INSTRUCTIONS FOR THE TASK: Quote the lines of the data below verbatim, beginning at the line that contains "What does this" and ending at the last line, both included, and excluding pictures.

===== DATA SHOWN =====

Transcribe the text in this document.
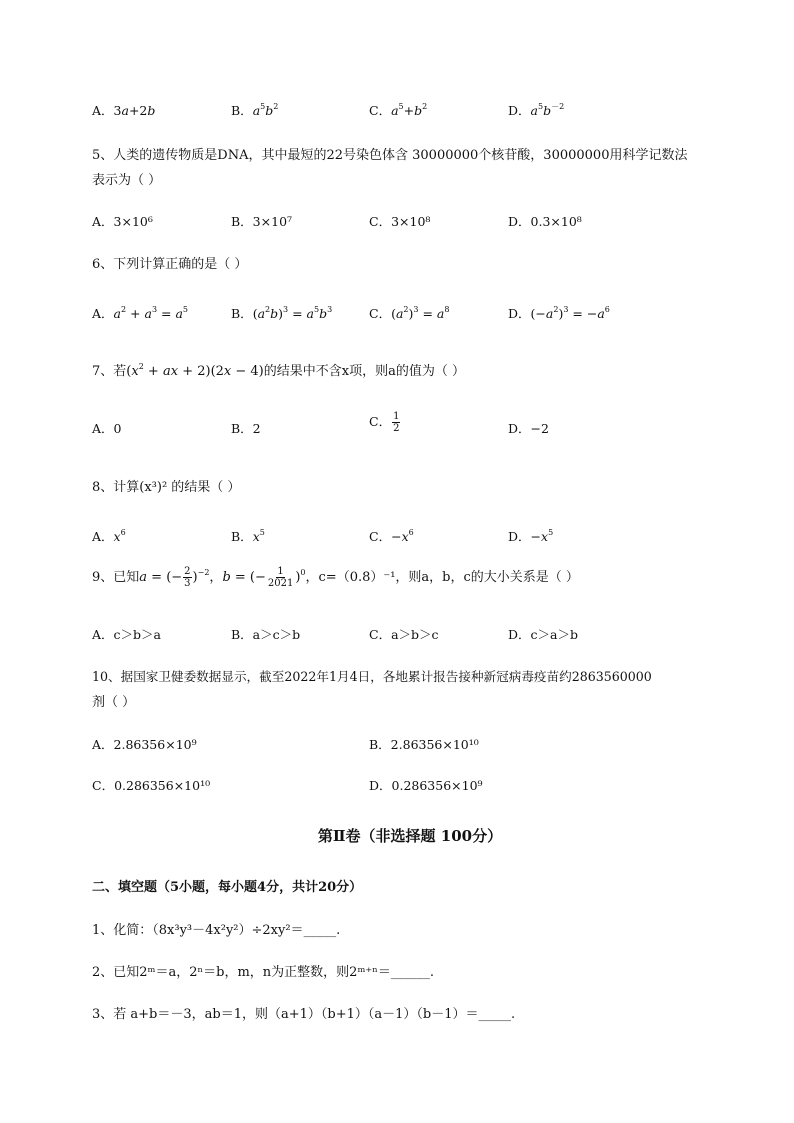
A．3a+2b	B．$a^5b^2$	C．$a^5+b^2$	D．$a^5b^{-2}$
5、人类的遗传物质是DNA，其中最短的22号染色体含 30000000个核苷酸，30000000用科学记数法
表示为（ ）
A．3×10⁶	B．3×10⁷	C．3×10⁸	D．0.3×10⁸
6、下列计算正确的是（ ）
A．$a^2 + a^3 = a^5$	B．$(a^2b)^3 = a^5b^3$	C．$(a^2)^3 = a^8$	D．$(-a^2)^3 = -a^6$
7、若($x^2$ + ax + 2)(2x − 4)的结果中不含x项，则a的值为（ ）
A．0	B．2	C． $\frac{1}{2}$	D．−2
8、计算(x³)² 的结果（ ）
A．$x^6$	B．$x^5$	C．$-x^6$	D．$-x^5$
9、已知a = (− $\frac{2}{3} )^{-2}$，b = (− $\frac{1}{2021} )^0$，c=（0.8）⁻¹，则a，b，c的大小关系是（ ）
A．c＞b＞a	B．a＞c＞b	C．a＞b＞c	D．c＞a＞b
10、据国家卫健委数据显示，截至2022年1月4日，各地累计报告接种新冠病毒疫苗约2863560000
剂（ ）
A．2.86356×10⁹	B．2.86356×10¹⁰
C．0.286356×10¹⁰	D．0.286356×10⁹
第Ⅱ卷（非选择题 100分）
二、填空题（5小题，每小题4分，共计20分）
1、化简：（8x³y³－4x²y²）÷2xy²＝_____.
2、已知2ᵐ＝a，2ⁿ＝b，m，n为正整数，则2ᵐ⁺ⁿ＝______.
3、若 a+b＝－3，ab＝1，则（a+1）（b+1）（a－1）（b－1）＝_____.
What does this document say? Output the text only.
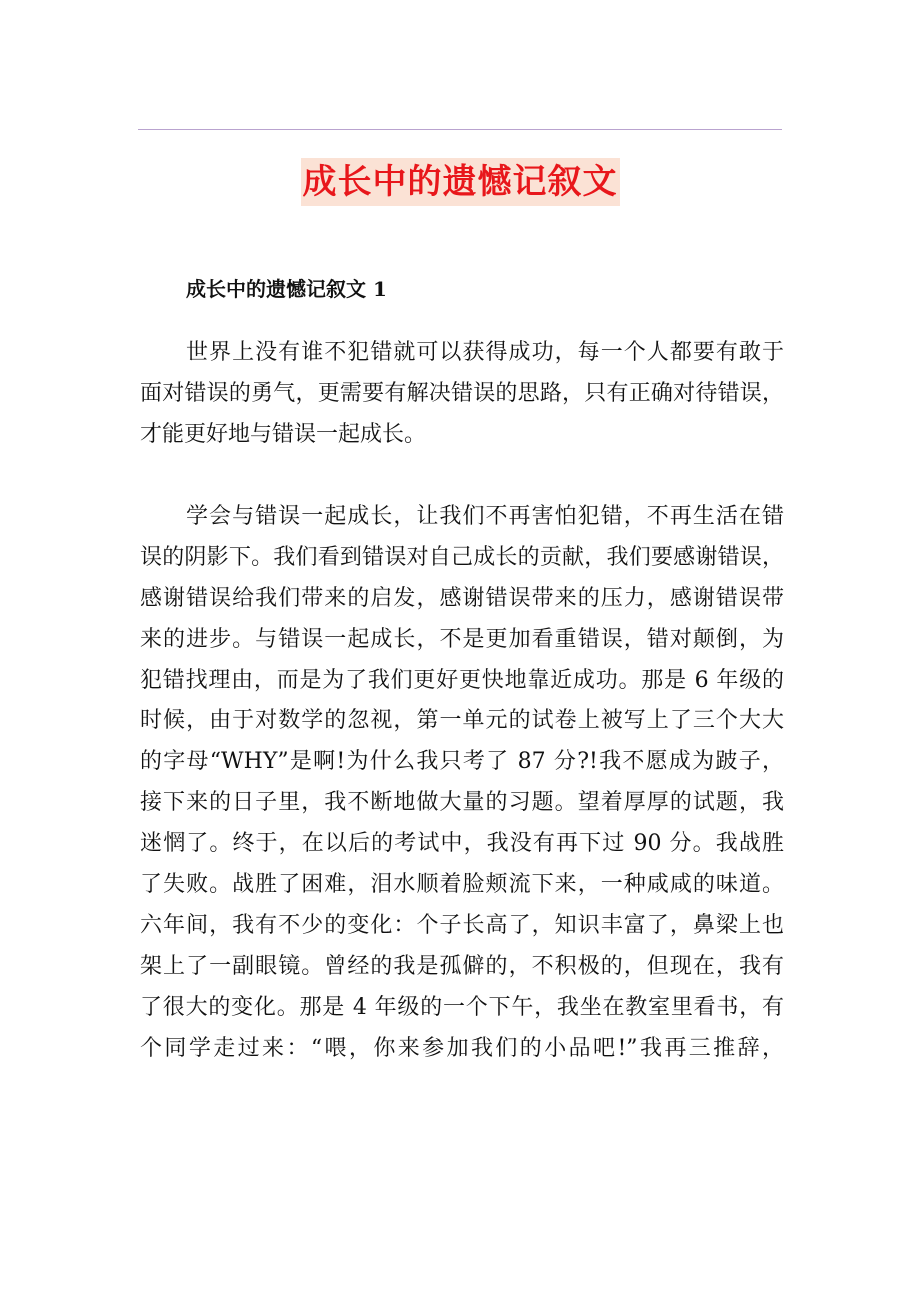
成长中的遗憾记叙文
成长中的遗憾记叙文 1
世界上没有谁不犯错就可以获得成功，每一个人都要有敢于
面对错误的勇气，更需要有解决错误的思路，只有正确对待错误，
才能更好地与错误一起成长。
学会与错误一起成长，让我们不再害怕犯错，不再生活在错
误的阴影下。我们看到错误对自己成长的贡献，我们要感谢错误，
感谢错误给我们带来的启发，感谢错误带来的压力，感谢错误带
来的进步。与错误一起成长，不是更加看重错误，错对颠倒，为
犯错找理由，而是为了我们更好更快地靠近成功。那是 6 年级的
时候，由于对数学的忽视，第一单元的试卷上被写上了三个大大
的字母“WHY”是啊!为什么我只考了 87 分?!我不愿成为跛子，
接下来的日子里，我不断地做大量的习题。望着厚厚的试题，我
迷惘了。终于，在以后的考试中，我没有再下过 90 分。我战胜
了失败。战胜了困难，泪水顺着脸颊流下来，一种咸咸的味道。
六年间，我有不少的变化：个子长高了，知识丰富了，鼻梁上也
架上了一副眼镜。曾经的我是孤僻的，不积极的，但现在，我有
了很大的变化。那是 4 年级的一个下午，我坐在教室里看书，有
个同学走过来：“喂，你来参加我们的小品吧!”我再三推辞，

=====

CORRECT RESULT:
What does this document say? Output the text only.
成长中的遗憾记叙文
成长中的遗憾记叙文 1
世界上没有谁不犯错就可以获得成功，每一个人都要有敢于
面对错误的勇气，更需要有解决错误的思路，只有正确对待错误，
才能更好地与错误一起成长。
学会与错误一起成长，让我们不再害怕犯错，不再生活在错
误的阴影下。我们看到错误对自己成长的贡献，我们要感谢错误，
感谢错误给我们带来的启发，感谢错误带来的压力，感谢错误带
来的进步。与错误一起成长，不是更加看重错误，错对颠倒，为
犯错找理由，而是为了我们更好更快地靠近成功。那是 6 年级的
时候，由于对数学的忽视，第一单元的试卷上被写上了三个大大
的字母“WHY”是啊!为什么我只考了 87 分?!我不愿成为跛子，
接下来的日子里，我不断地做大量的习题。望着厚厚的试题，我
迷惘了。终于，在以后的考试中，我没有再下过 90 分。我战胜
了失败。战胜了困难，泪水顺着脸颊流下来，一种咸咸的味道。
六年间，我有不少的变化：个子长高了，知识丰富了，鼻梁上也
架上了一副眼镜。曾经的我是孤僻的，不积极的，但现在，我有
了很大的变化。那是 4 年级的一个下午，我坐在教室里看书，有
个同学走过来：“喂，你来参加我们的小品吧!”我再三推辞，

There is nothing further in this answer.